WHAT THIS TASK INVOLVES >> Write out the full set of records below exactly.
<<<<
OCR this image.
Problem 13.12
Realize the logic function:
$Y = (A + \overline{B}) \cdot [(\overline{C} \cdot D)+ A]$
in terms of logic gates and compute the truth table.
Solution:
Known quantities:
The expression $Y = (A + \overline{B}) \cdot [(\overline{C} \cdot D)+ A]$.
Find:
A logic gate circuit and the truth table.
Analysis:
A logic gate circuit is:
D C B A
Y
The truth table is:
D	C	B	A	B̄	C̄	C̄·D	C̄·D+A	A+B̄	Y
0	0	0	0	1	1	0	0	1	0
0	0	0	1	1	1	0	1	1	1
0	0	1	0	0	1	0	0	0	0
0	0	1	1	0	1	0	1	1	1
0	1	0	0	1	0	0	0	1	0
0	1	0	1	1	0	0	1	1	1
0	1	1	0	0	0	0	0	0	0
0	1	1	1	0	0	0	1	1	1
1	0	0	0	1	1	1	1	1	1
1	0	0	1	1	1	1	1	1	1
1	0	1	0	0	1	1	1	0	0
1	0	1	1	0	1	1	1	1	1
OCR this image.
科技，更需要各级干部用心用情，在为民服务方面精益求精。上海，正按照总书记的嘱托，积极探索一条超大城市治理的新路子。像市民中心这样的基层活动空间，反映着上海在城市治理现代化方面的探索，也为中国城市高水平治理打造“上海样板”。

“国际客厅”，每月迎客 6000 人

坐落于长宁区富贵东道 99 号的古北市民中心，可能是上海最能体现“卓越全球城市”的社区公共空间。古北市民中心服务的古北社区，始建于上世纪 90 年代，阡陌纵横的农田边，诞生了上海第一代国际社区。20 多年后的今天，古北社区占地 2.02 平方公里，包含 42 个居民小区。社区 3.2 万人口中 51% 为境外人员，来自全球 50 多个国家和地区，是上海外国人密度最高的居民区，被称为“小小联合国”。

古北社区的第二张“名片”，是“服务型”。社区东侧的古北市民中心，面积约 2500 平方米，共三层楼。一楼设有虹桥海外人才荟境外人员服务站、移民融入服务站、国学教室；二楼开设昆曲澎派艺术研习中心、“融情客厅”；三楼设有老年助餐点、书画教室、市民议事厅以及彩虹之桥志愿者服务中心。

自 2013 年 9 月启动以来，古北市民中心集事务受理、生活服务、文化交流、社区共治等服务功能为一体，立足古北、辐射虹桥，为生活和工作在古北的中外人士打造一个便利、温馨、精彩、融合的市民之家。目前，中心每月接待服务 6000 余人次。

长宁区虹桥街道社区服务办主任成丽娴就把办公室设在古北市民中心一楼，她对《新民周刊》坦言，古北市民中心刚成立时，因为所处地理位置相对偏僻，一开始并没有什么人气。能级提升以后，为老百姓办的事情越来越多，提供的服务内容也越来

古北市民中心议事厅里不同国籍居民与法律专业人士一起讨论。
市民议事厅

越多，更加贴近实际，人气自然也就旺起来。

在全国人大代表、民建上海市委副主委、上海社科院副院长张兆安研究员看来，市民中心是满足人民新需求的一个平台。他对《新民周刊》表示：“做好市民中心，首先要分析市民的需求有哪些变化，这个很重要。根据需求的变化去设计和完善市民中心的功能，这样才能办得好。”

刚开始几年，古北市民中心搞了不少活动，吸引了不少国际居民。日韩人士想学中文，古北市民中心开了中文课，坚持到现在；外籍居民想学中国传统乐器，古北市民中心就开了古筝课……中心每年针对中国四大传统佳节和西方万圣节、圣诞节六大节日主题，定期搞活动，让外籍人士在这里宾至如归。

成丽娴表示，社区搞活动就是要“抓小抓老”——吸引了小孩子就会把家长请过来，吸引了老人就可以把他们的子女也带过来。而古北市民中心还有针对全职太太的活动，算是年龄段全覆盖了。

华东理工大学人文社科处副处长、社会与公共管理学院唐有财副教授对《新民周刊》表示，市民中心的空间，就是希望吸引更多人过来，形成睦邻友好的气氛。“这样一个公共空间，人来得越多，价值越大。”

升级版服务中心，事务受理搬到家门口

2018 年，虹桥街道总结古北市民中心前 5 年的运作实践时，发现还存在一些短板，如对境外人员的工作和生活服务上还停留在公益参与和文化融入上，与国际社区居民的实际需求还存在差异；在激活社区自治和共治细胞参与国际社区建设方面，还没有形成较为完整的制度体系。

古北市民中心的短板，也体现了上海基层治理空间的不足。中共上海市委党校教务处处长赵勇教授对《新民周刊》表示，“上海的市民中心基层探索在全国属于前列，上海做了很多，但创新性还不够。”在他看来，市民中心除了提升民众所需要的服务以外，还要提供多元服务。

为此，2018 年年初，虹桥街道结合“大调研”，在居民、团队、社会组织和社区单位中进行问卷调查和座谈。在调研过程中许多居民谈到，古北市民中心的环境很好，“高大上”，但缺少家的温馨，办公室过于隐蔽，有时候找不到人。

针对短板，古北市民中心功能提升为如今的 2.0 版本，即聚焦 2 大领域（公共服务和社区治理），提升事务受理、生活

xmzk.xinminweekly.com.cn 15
>>>>
RESPONSE >>
OCR this image.
Problem 13.12
Realize the logic function:
$Y = (A + \overline{B}) \cdot [(\overline{C} \cdot D)+ A]$
in terms of logic gates and compute the truth table.
Solution:
Known quantities:
The expression $Y = (A + \overline{B}) \cdot [(\overline{C} \cdot D)+ A]$.
Find:
A logic gate circuit and the truth table.
Analysis:
A logic gate circuit is:
D C B A
Y
The truth table is:
D	C	B	A	B̄	C̄	C̄·D	C̄·D+A	A+B̄	Y
0	0	0	0	1	1	0	0	1	0
0	0	0	1	1	1	0	1	1	1
0	0	1	0	0	1	0	0	0	0
0	0	1	1	0	1	0	1	1	1
0	1	0	0	1	0	0	0	1	0
0	1	0	1	1	0	0	1	1	1
0	1	1	0	0	0	0	0	0	0
0	1	1	1	0	0	0	1	1	1
1	0	0	0	1	1	1	1	1	1
1	0	0	1	1	1	1	1	1	1
1	0	1	0	0	1	1	1	0	0
1	0	1	1	0	1	1	1	1	1
OCR this image.
科技，更需要各级干部用心用情，在为民服务方面精益求精。上海，正按照总书记的嘱托，积极探索一条超大城市治理的新路子。像市民中心这样的基层活动空间，反映着上海在城市治理现代化方面的探索，也为中国城市高水平治理打造“上海样板”。

“国际客厅”，每月迎客 6000 人

坐落于长宁区富贵东道 99 号的古北市民中心，可能是上海最能体现“卓越全球城市”的社区公共空间。古北市民中心服务的古北社区，始建于上世纪 90 年代，阡陌纵横的农田边，诞生了上海第一代国际社区。20 多年后的今天，古北社区占地 2.02 平方公里，包含 42 个居民小区。社区 3.2 万人口中 51% 为境外人员，来自全球 50 多个国家和地区，是上海外国人密度最高的居民区，被称为“小小联合国”。

古北社区的第二张“名片”，是“服务型”。社区东侧的古北市民中心，面积约 2500 平方米，共三层楼。一楼设有虹桥海外人才荟境外人员服务站、移民融入服务站、国学教室；二楼开设昆曲澎派艺术研习中心、“融情客厅”；三楼设有老年助餐点、书画教室、市民议事厅以及彩虹之桥志愿者服务中心。

自 2013 年 9 月启动以来，古北市民中心集事务受理、生活服务、文化交流、社区共治等服务功能为一体，立足古北、辐射虹桥，为生活和工作在古北的中外人士打造一个便利、温馨、精彩、融合的市民之家。目前，中心每月接待服务 6000 余人次。

长宁区虹桥街道社区服务办主任成丽娴就把办公室设在古北市民中心一楼，她对《新民周刊》坦言，古北市民中心刚成立时，因为所处地理位置相对偏僻，一开始并没有什么人气。能级提升以后，为老百姓办的事情越来越多，提供的服务内容也越来

古北市民中心议事厅里不同国籍居民与法律专业人士一起讨论。
市民议事厅

越多，更加贴近实际，人气自然也就旺起来。

在全国人大代表、民建上海市委副主委、上海社科院副院长张兆安研究员看来，市民中心是满足人民新需求的一个平台。他对《新民周刊》表示：“做好市民中心，首先要分析市民的需求有哪些变化，这个很重要。根据需求的变化去设计和完善市民中心的功能，这样才能办得好。”

刚开始几年，古北市民中心搞了不少活动，吸引了不少国际居民。日韩人士想学中文，古北市民中心开了中文课，坚持到现在；外籍居民想学中国传统乐器，古北市民中心就开了古筝课……中心每年针对中国四大传统佳节和西方万圣节、圣诞节六大节日主题，定期搞活动，让外籍人士在这里宾至如归。

成丽娴表示，社区搞活动就是要“抓小抓老”——吸引了小孩子就会把家长请过来，吸引了老人就可以把他们的子女也带过来。而古北市民中心还有针对全职太太的活动，算是年龄段全覆盖了。

华东理工大学人文社科处副处长、社会与公共管理学院唐有财副教授对《新民周刊》表示，市民中心的空间，就是希望吸引更多人过来，形成睦邻友好的气氛。“这样一个公共空间，人来得越多，价值越大。”

升级版服务中心，事务受理搬到家门口

2018 年，虹桥街道总结古北市民中心前 5 年的运作实践时，发现还存在一些短板，如对境外人员的工作和生活服务上还停留在公益参与和文化融入上，与国际社区居民的实际需求还存在差异；在激活社区自治和共治细胞参与国际社区建设方面，还没有形成较为完整的制度体系。

古北市民中心的短板，也体现了上海基层治理空间的不足。中共上海市委党校教务处处长赵勇教授对《新民周刊》表示，“上海的市民中心基层探索在全国属于前列，上海做了很多，但创新性还不够。”在他看来，市民中心除了提升民众所需要的服务以外，还要提供多元服务。

为此，2018 年年初，虹桥街道结合“大调研”，在居民、团队、社会组织和社区单位中进行问卷调查和座谈。在调研过程中许多居民谈到，古北市民中心的环境很好，“高大上”，但缺少家的温馨，办公室过于隐蔽，有时候找不到人。

针对短板，古北市民中心功能提升为如今的 2.0 版本，即聚焦 2 大领域（公共服务和社区治理），提升事务受理、生活

xmzk.xinminweekly.com.cn 15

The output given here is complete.